#### [EXERCISE OBJECTIVE]
Search the material for the word "image" and report each line where it turns up.

Data records:

__________

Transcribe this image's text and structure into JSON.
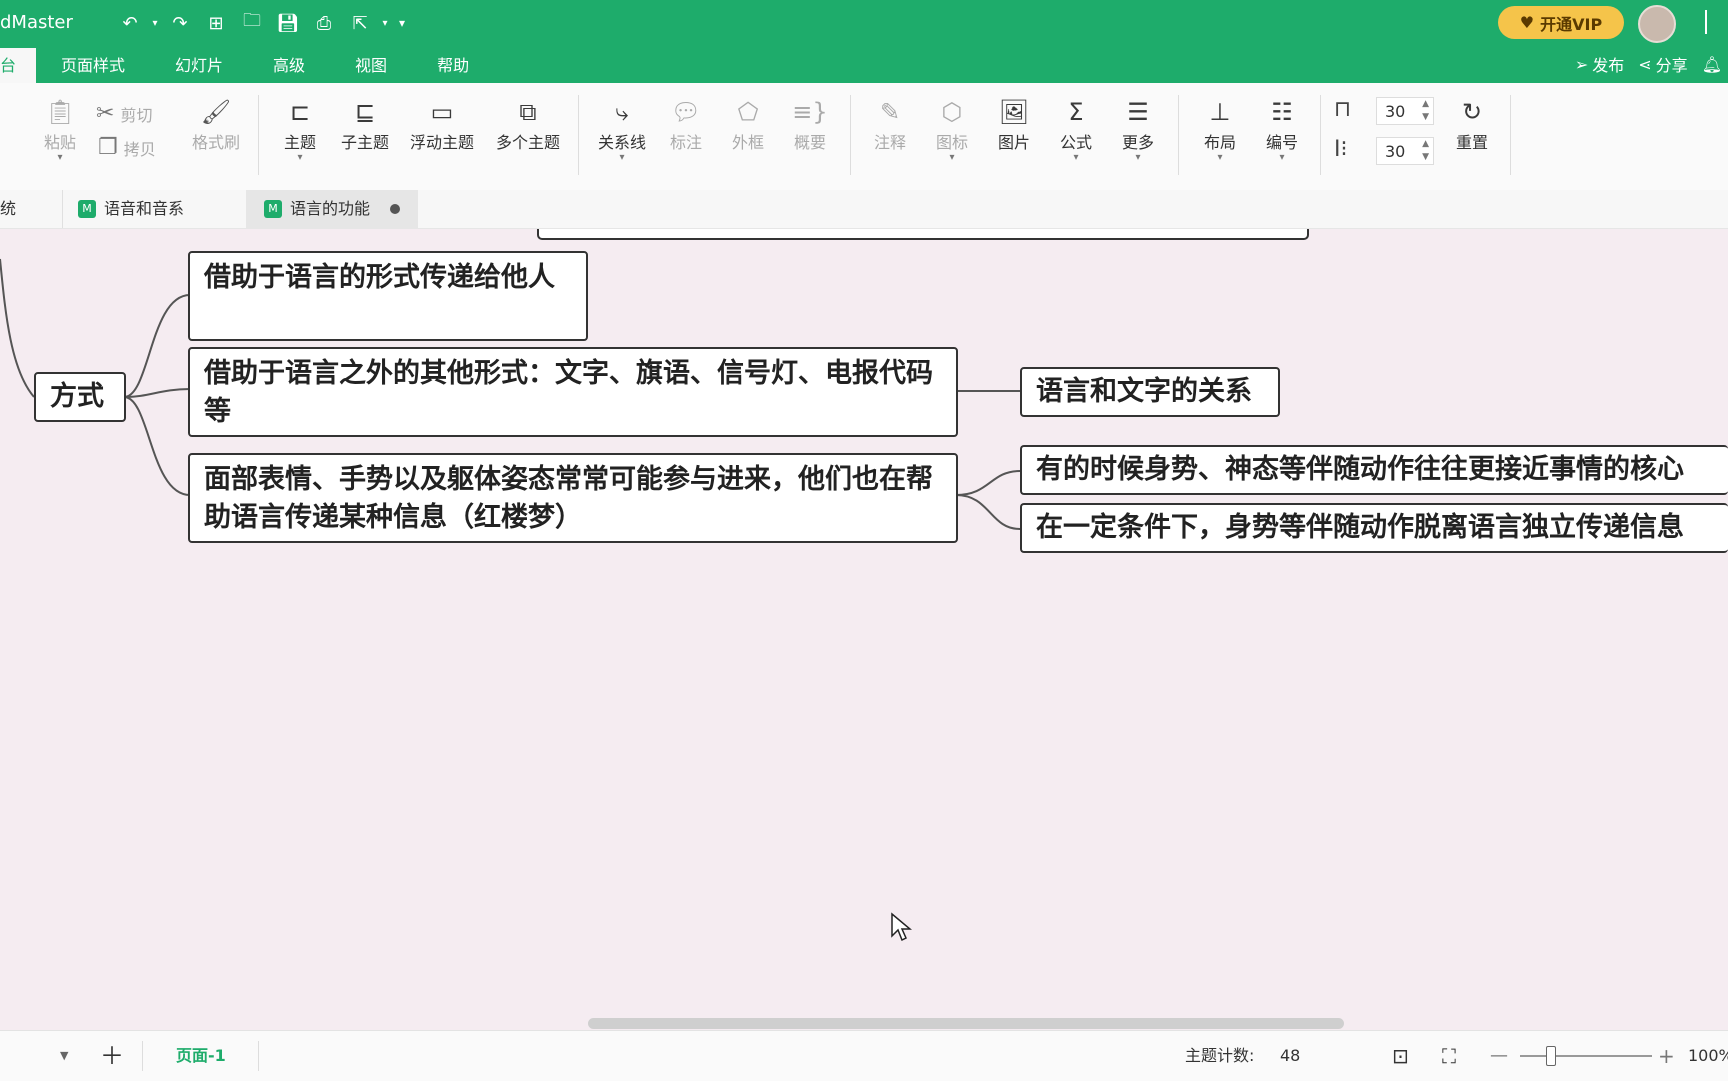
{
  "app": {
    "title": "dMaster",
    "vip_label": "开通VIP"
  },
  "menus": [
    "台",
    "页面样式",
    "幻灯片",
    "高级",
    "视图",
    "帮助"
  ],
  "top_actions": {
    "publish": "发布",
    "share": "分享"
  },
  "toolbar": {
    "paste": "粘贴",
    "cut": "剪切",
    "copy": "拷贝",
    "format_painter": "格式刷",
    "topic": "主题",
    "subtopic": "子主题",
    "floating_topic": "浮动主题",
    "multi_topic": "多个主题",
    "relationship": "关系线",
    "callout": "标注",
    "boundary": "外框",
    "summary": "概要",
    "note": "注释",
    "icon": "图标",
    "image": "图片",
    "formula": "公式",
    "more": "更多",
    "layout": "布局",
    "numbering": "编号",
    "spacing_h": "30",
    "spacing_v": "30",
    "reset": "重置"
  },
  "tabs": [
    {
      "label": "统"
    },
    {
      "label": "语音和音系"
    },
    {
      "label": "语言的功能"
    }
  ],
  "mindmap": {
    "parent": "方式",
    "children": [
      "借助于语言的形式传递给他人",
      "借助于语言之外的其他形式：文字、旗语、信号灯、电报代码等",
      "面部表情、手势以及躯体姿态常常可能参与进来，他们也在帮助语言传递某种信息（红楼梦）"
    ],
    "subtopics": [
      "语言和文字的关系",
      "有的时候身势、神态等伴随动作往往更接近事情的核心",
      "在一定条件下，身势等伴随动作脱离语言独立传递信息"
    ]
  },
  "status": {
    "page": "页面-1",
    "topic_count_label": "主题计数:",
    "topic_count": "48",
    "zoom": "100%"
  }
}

__________

#### [TASK OUTPUT]
Transcribe this image's text and structure into JSON.
    "image": "图片",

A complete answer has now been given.